◆ **Data excerpts**

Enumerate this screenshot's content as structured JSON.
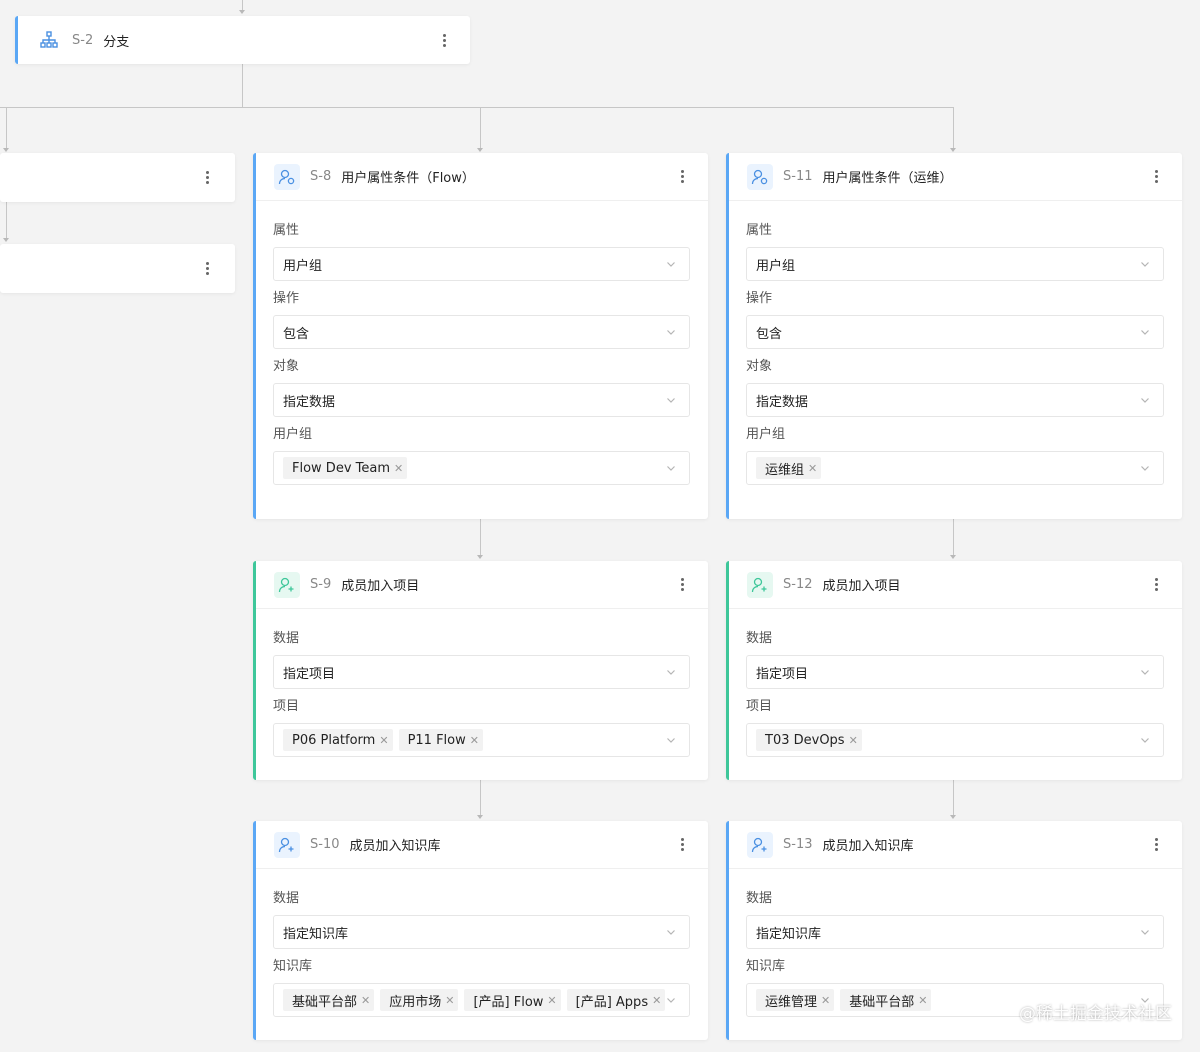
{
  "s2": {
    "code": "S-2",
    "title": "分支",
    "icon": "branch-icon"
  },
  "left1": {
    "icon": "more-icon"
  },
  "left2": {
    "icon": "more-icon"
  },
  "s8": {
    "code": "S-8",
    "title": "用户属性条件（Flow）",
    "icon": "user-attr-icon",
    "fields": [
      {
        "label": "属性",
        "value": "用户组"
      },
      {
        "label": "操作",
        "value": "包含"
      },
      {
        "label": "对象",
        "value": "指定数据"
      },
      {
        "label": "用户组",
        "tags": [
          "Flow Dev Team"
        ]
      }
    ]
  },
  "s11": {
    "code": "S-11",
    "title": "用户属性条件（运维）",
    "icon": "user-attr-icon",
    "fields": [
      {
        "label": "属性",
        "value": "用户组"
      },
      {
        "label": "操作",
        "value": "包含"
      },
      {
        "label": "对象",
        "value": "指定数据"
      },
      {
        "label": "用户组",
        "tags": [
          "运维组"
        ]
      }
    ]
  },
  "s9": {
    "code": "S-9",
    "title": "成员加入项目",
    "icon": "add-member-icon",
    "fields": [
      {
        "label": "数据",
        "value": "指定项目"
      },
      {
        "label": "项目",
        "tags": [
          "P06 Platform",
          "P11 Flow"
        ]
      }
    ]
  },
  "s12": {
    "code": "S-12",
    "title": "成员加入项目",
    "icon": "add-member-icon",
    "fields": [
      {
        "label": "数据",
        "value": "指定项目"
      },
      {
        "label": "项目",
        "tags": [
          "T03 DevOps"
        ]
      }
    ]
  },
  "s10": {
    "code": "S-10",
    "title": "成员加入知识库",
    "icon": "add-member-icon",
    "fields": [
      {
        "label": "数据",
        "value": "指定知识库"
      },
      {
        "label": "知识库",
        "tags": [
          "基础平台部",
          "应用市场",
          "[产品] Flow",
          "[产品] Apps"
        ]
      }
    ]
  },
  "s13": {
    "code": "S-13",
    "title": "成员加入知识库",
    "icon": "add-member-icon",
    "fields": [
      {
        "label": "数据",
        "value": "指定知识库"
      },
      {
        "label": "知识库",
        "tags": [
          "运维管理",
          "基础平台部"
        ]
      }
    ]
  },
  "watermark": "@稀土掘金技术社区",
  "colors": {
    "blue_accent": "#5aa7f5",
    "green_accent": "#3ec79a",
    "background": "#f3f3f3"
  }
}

◆ **TASK STATEMENT**
Reproduce every record word for word. The copy must contain no pictures.

◆ **FINISHED TASK**
Enumerate this screenshot's content as structured JSON.
{
  "s2": {
    "code": "S-2",
    "title": "分支",
    "icon": "branch-icon"
  },
  "left1": {
    "icon": "more-icon"
  },
  "left2": {
    "icon": "more-icon"
  },
  "s8": {
    "code": "S-8",
    "title": "用户属性条件（Flow）",
    "icon": "user-attr-icon",
    "fields": [
      {
        "label": "属性",
        "value": "用户组"
      },
      {
        "label": "操作",
        "value": "包含"
      },
      {
        "label": "对象",
        "value": "指定数据"
      },
      {
        "label": "用户组",
        "tags": [
          "Flow Dev Team"
        ]
      }
    ]
  },
  "s11": {
    "code": "S-11",
    "title": "用户属性条件（运维）",
    "icon": "user-attr-icon",
    "fields": [
      {
        "label": "属性",
        "value": "用户组"
      },
      {
        "label": "操作",
        "value": "包含"
      },
      {
        "label": "对象",
        "value": "指定数据"
      },
      {
        "label": "用户组",
        "tags": [
          "运维组"
        ]
      }
    ]
  },
  "s9": {
    "code": "S-9",
    "title": "成员加入项目",
    "icon": "add-member-icon",
    "fields": [
      {
        "label": "数据",
        "value": "指定项目"
      },
      {
        "label": "项目",
        "tags": [
          "P06 Platform",
          "P11 Flow"
        ]
      }
    ]
  },
  "s12": {
    "code": "S-12",
    "title": "成员加入项目",
    "icon": "add-member-icon",
    "fields": [
      {
        "label": "数据",
        "value": "指定项目"
      },
      {
        "label": "项目",
        "tags": [
          "T03 DevOps"
        ]
      }
    ]
  },
  "s10": {
    "code": "S-10",
    "title": "成员加入知识库",
    "icon": "add-member-icon",
    "fields": [
      {
        "label": "数据",
        "value": "指定知识库"
      },
      {
        "label": "知识库",
        "tags": [
          "基础平台部",
          "应用市场",
          "[产品] Flow",
          "[产品] Apps"
        ]
      }
    ]
  },
  "s13": {
    "code": "S-13",
    "title": "成员加入知识库",
    "icon": "add-member-icon",
    "fields": [
      {
        "label": "数据",
        "value": "指定知识库"
      },
      {
        "label": "知识库",
        "tags": [
          "运维管理",
          "基础平台部"
        ]
      }
    ]
  },
  "watermark": "@稀土掘金技术社区",
  "colors": {
    "blue_accent": "#5aa7f5",
    "green_accent": "#3ec79a",
    "background": "#f3f3f3"
  }
}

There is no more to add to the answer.